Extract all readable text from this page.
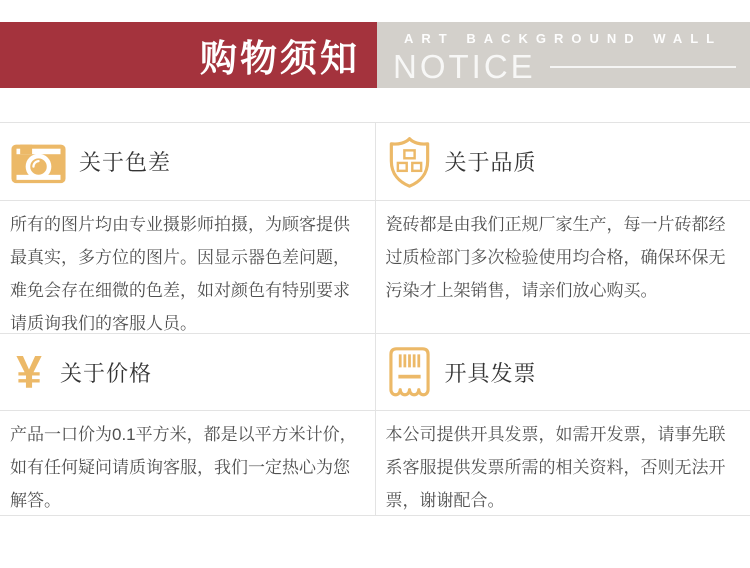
购物须知	ART BACKGROUND WALL
NOTICE
关于色差
所有的图片均由专业摄影师拍摄，为顾客提供最真实，多方位的图片。因显示器色差问题，难免会存在细微的色差，如对颜色有特别要求请质询我们的客服人员。
关于品质
瓷砖都是由我们正规厂家生产，每一片砖都经过质检部门多次检验使用均合格，确保环保无污染才上架销售，请亲们放心购买。
¥ 关于价格
产品一口价为0.1平方米，都是以平方米计价，如有任何疑问请质询客服，我们一定热心为您解答。
开具发票
本公司提供开具发票，如需开发票，请事先联系客服提供发票所需的相关资料，否则无法开票，谢谢配合。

- - - -

Task details:
In your copy of the records, include no pictures; repeat everything else exactly.

Full answer:
Extract all readable text from this page.
购物须知	ART BACKGROUND WALL
NOTICE
关于色差
所有的图片均由专业摄影师拍摄，为顾客提供最真实，多方位的图片。因显示器色差问题，难免会存在细微的色差，如对颜色有特别要求请质询我们的客服人员。
关于品质
瓷砖都是由我们正规厂家生产，每一片砖都经过质检部门多次检验使用均合格，确保环保无污染才上架销售，请亲们放心购买。
¥ 关于价格
产品一口价为0.1平方米，都是以平方米计价，如有任何疑问请质询客服，我们一定热心为您解答。
开具发票
本公司提供开具发票，如需开发票，请事先联系客服提供发票所需的相关资料，否则无法开票，谢谢配合。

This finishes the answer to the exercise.